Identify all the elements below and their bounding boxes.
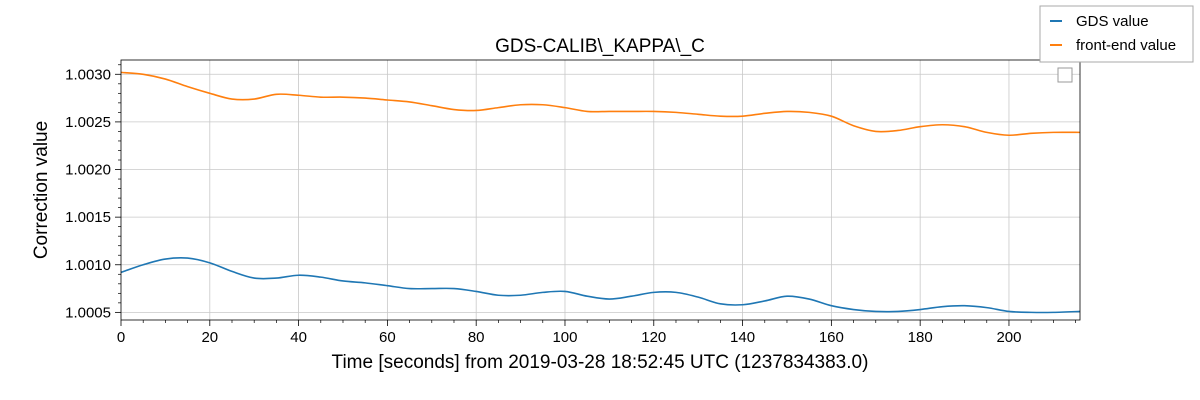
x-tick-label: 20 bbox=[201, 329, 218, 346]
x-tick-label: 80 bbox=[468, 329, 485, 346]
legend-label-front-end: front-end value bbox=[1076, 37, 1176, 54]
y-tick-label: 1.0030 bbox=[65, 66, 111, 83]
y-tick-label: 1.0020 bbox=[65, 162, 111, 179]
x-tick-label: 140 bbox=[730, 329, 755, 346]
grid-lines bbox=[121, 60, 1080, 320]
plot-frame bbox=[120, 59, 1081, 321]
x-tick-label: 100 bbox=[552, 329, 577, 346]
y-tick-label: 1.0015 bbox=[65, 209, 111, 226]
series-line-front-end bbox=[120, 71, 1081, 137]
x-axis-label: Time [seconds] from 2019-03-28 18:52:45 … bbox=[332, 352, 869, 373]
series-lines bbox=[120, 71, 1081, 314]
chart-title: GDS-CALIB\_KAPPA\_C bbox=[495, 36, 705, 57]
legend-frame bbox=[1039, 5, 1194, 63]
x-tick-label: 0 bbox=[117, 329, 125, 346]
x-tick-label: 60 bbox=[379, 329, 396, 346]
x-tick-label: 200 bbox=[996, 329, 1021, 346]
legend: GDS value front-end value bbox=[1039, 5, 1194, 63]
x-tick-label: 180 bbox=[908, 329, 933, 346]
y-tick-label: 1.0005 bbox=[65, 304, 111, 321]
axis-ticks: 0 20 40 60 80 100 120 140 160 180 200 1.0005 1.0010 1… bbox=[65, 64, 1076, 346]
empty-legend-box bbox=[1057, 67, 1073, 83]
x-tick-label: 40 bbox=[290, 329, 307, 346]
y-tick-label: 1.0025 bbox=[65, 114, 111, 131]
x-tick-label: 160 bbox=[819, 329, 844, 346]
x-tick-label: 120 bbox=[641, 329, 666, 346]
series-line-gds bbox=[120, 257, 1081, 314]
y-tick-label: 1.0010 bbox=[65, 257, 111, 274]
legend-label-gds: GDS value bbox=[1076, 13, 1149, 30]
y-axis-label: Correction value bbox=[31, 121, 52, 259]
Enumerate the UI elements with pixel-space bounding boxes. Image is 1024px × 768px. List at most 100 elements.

** TO DO **
Copy out every line of the records above word for word, leaving out the pictures.

** SOLUTION TO THE PROBLEM **
Identify all the elements below and their bounding boxes.
x-tick-label: 20 bbox=[201, 329, 218, 346]
x-tick-label: 80 bbox=[468, 329, 485, 346]
legend-label-front-end: front-end value bbox=[1076, 37, 1176, 54]
y-tick-label: 1.0030 bbox=[65, 66, 111, 83]
y-tick-label: 1.0020 bbox=[65, 162, 111, 179]
x-tick-label: 140 bbox=[730, 329, 755, 346]
grid-lines bbox=[121, 60, 1080, 320]
plot-frame bbox=[120, 59, 1081, 321]
x-tick-label: 100 bbox=[552, 329, 577, 346]
y-tick-label: 1.0015 bbox=[65, 209, 111, 226]
series-line-front-end bbox=[120, 71, 1081, 137]
x-axis-label: Time [seconds] from 2019-03-28 18:52:45 … bbox=[332, 352, 869, 373]
series-lines bbox=[120, 71, 1081, 314]
chart-title: GDS-CALIB\_KAPPA\_C bbox=[495, 36, 705, 57]
legend-frame bbox=[1039, 5, 1194, 63]
x-tick-label: 0 bbox=[117, 329, 125, 346]
x-tick-label: 60 bbox=[379, 329, 396, 346]
x-tick-label: 200 bbox=[996, 329, 1021, 346]
legend: GDS value front-end value bbox=[1039, 5, 1194, 63]
x-tick-label: 180 bbox=[908, 329, 933, 346]
y-tick-label: 1.0005 bbox=[65, 304, 111, 321]
axis-ticks: 0 20 40 60 80 100 120 140 160 180 200 1.0005 1.0010 1… bbox=[65, 64, 1076, 346]
empty-legend-box bbox=[1057, 67, 1073, 83]
x-tick-label: 40 bbox=[290, 329, 307, 346]
y-tick-label: 1.0025 bbox=[65, 114, 111, 131]
x-tick-label: 160 bbox=[819, 329, 844, 346]
x-tick-label: 120 bbox=[641, 329, 666, 346]
series-line-gds bbox=[120, 257, 1081, 314]
y-tick-label: 1.0010 bbox=[65, 257, 111, 274]
legend-label-gds: GDS value bbox=[1076, 13, 1149, 30]
y-axis-label: Correction value bbox=[31, 121, 52, 259]
Enumerate the UI elements with pixel-space bounding boxes. Image is 1024px × 768px. List at most 100 elements.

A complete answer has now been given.